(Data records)
━━━━━━━━━━━━━━━━━━━━━━━━━━━━━━
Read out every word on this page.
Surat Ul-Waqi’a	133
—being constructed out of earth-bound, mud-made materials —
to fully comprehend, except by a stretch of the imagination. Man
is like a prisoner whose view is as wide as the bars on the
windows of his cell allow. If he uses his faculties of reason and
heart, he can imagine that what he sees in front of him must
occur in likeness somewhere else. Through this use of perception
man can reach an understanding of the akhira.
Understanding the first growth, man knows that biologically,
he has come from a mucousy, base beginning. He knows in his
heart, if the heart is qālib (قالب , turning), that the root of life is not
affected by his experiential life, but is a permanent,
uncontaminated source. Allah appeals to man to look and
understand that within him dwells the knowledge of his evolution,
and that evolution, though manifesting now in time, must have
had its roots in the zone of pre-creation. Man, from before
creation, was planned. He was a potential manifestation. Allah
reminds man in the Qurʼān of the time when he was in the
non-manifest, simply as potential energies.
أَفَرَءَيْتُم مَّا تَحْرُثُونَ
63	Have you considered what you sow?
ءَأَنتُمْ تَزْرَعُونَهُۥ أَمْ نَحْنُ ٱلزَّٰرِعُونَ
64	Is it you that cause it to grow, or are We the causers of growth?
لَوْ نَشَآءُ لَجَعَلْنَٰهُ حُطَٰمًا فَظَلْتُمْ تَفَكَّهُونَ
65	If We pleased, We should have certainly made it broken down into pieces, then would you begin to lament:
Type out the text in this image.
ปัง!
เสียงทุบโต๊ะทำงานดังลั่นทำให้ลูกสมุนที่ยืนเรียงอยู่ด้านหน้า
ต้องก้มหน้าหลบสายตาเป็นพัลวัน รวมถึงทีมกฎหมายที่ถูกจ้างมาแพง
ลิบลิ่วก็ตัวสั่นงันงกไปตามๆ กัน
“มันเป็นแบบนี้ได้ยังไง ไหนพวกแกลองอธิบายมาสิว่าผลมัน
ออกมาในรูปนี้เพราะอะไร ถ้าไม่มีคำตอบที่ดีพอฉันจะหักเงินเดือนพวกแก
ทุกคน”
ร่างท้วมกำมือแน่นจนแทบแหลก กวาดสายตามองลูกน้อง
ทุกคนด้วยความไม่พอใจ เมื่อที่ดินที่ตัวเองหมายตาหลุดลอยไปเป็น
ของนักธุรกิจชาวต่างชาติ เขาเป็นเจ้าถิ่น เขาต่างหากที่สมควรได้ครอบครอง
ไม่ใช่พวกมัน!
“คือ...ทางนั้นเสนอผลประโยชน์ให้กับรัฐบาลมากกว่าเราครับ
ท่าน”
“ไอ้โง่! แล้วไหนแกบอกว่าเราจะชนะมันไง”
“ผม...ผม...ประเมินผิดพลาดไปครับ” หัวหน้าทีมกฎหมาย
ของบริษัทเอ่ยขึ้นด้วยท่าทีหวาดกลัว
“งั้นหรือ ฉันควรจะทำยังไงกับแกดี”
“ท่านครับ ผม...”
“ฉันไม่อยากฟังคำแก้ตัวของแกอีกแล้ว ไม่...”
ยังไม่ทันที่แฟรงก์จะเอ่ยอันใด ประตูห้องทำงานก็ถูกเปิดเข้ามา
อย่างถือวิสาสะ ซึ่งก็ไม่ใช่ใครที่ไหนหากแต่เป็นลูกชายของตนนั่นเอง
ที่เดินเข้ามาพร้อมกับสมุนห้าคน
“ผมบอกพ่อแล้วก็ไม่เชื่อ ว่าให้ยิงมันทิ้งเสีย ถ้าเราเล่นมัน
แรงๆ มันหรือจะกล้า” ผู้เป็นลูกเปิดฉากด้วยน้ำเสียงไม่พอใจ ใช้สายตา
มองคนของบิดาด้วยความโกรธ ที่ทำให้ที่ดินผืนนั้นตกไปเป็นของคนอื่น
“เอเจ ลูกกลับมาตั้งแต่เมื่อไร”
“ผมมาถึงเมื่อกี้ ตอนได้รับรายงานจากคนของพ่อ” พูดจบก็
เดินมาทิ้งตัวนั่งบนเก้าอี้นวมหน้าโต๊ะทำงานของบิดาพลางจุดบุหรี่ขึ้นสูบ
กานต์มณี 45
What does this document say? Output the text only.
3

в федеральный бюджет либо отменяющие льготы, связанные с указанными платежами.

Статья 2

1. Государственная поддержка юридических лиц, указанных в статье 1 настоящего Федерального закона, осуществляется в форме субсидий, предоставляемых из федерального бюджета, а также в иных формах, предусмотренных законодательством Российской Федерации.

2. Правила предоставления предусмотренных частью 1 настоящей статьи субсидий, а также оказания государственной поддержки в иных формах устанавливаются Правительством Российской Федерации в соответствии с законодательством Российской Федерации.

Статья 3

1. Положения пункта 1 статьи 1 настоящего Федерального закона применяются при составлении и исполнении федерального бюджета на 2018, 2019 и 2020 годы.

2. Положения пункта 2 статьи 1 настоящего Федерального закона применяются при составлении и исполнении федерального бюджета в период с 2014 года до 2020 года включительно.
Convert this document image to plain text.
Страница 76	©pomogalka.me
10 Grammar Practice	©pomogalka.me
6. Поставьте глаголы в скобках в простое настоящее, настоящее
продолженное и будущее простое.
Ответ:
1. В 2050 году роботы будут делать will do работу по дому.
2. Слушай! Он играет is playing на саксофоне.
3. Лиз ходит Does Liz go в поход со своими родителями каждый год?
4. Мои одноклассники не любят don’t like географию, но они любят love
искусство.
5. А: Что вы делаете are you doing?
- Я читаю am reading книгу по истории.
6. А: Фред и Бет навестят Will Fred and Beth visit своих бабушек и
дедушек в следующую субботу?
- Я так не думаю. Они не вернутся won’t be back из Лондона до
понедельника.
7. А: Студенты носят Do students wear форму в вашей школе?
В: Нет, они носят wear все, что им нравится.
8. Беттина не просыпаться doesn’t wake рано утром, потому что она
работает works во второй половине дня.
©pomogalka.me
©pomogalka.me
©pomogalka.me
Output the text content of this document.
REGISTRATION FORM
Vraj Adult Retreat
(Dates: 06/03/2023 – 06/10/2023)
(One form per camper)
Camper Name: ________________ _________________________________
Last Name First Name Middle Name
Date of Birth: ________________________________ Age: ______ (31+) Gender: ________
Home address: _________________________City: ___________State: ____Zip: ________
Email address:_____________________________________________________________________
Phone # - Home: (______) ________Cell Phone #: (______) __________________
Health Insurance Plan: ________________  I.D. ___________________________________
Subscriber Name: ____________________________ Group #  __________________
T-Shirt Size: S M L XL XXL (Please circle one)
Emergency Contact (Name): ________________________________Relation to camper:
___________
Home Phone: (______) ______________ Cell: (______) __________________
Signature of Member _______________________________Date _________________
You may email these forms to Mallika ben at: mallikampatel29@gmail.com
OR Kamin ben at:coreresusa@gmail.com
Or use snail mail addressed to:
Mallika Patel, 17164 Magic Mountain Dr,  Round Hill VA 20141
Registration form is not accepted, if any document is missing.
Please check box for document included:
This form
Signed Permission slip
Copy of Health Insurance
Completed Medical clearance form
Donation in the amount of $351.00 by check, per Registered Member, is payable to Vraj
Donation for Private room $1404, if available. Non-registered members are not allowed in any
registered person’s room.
━━━━━━━━━━━━━━━━━━━━━━━━━━━━━━
Report how many lines of the records above contain the word "life", and give only that number.

▸ **Result**: 2